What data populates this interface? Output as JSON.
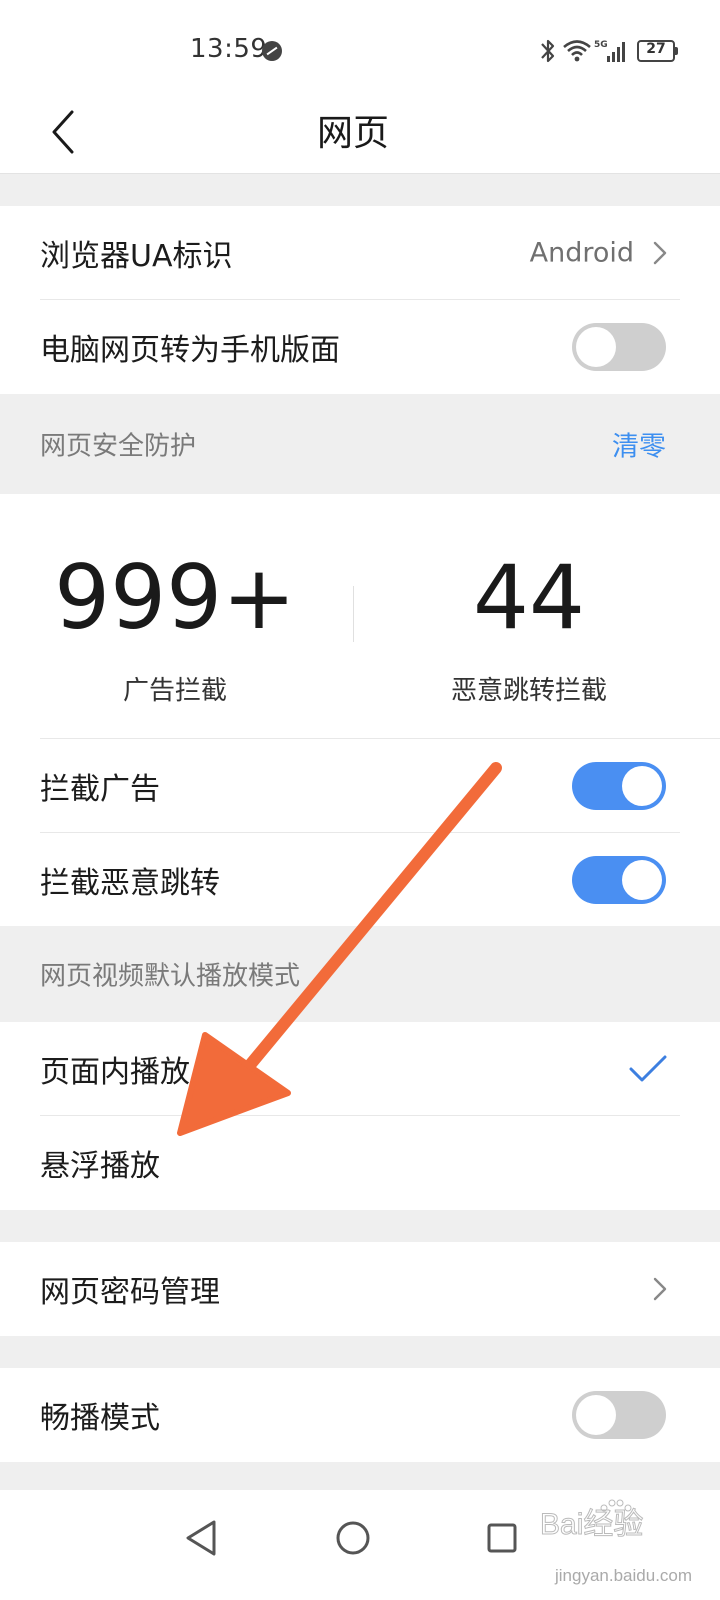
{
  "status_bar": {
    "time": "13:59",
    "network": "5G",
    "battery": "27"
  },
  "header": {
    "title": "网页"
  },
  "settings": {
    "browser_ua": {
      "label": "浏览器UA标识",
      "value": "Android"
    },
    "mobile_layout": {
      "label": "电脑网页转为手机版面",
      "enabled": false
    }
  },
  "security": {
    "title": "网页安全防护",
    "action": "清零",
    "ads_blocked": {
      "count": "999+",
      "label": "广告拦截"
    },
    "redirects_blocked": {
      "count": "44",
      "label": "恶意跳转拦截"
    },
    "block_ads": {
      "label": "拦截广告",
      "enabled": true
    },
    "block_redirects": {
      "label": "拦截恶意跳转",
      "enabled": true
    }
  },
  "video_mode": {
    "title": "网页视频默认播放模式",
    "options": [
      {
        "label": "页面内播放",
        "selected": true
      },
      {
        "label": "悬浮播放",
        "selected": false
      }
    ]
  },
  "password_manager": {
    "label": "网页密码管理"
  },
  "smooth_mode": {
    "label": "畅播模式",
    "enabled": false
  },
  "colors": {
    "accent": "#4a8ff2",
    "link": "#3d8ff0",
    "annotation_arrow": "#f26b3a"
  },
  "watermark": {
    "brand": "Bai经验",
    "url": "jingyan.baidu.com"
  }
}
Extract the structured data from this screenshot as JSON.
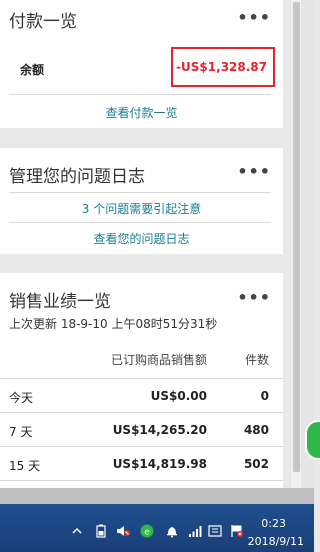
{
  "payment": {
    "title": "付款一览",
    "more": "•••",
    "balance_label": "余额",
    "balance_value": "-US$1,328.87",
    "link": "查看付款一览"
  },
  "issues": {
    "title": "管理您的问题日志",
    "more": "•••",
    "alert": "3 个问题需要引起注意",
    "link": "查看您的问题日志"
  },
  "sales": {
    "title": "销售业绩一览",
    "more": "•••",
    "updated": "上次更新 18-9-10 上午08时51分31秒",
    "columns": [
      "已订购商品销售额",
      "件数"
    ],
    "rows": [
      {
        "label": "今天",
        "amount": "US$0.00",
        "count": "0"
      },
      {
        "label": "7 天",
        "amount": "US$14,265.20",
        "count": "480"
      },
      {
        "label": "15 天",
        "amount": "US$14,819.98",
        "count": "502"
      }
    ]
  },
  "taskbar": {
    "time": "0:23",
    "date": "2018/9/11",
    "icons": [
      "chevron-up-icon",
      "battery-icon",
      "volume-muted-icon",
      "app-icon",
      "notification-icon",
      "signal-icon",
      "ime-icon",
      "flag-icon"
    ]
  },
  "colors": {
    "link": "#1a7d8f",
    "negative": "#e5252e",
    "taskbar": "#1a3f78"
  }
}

▬▬▬▬▬▬▬▬▬▬

** TO DO **
Write out the full set of lines verbatim, without the pictures.

** TASK RESULT **
What data populates this interface? Output as JSON.
{
  "status_bar": {
    "time": "13:59",
    "network": "5G",
    "battery": "27"
  },
  "header": {
    "title": "网页"
  },
  "settings": {
    "browser_ua": {
      "label": "浏览器UA标识",
      "value": "Android"
    },
    "mobile_layout": {
      "label": "电脑网页转为手机版面",
      "enabled": false
    }
  },
  "security": {
    "title": "网页安全防护",
    "action": "清零",
    "ads_blocked": {
      "count": "999+",
      "label": "广告拦截"
    },
    "redirects_blocked": {
      "count": "44",
      "label": "恶意跳转拦截"
    },
    "block_ads": {
      "label": "拦截广告",
      "enabled": true
    },
    "block_redirects": {
      "label": "拦截恶意跳转",
      "enabled": true
    }
  },
  "video_mode": {
    "title": "网页视频默认播放模式",
    "options": [
      {
        "label": "页面内播放",
        "selected": true
      },
      {
        "label": "悬浮播放",
        "selected": false
      }
    ]
  },
  "password_manager": {
    "label": "网页密码管理"
  },
  "smooth_mode": {
    "label": "畅播模式",
    "enabled": false
  },
  "colors": {
    "accent": "#4a8ff2",
    "link": "#3d8ff0",
    "annotation_arrow": "#f26b3a"
  },
  "watermark": {
    "brand": "Bai经验",
    "url": "jingyan.baidu.com"
  }
}
Extract the structured data from this screenshot as JSON.
{
  "payment": {
    "title": "付款一览",
    "more": "•••",
    "balance_label": "余额",
    "balance_value": "-US$1,328.87",
    "link": "查看付款一览"
  },
  "issues": {
    "title": "管理您的问题日志",
    "more": "•••",
    "alert": "3 个问题需要引起注意",
    "link": "查看您的问题日志"
  },
  "sales": {
    "title": "销售业绩一览",
    "more": "•••",
    "updated": "上次更新 18-9-10 上午08时51分31秒",
    "columns": [
      "已订购商品销售额",
      "件数"
    ],
    "rows": [
      {
        "label": "今天",
        "amount": "US$0.00",
        "count": "0"
      },
      {
        "label": "7 天",
        "amount": "US$14,265.20",
        "count": "480"
      },
      {
        "label": "15 天",
        "amount": "US$14,819.98",
        "count": "502"
      }
    ]
  },
  "taskbar": {
    "time": "0:23",
    "date": "2018/9/11",
    "icons": [
      "chevron-up-icon",
      "battery-icon",
      "volume-muted-icon",
      "app-icon",
      "notification-icon",
      "signal-icon",
      "ime-icon",
      "flag-icon"
    ]
  },
  "colors": {
    "link": "#1a7d8f",
    "negative": "#e5252e",
    "taskbar": "#1a3f78"
  }
}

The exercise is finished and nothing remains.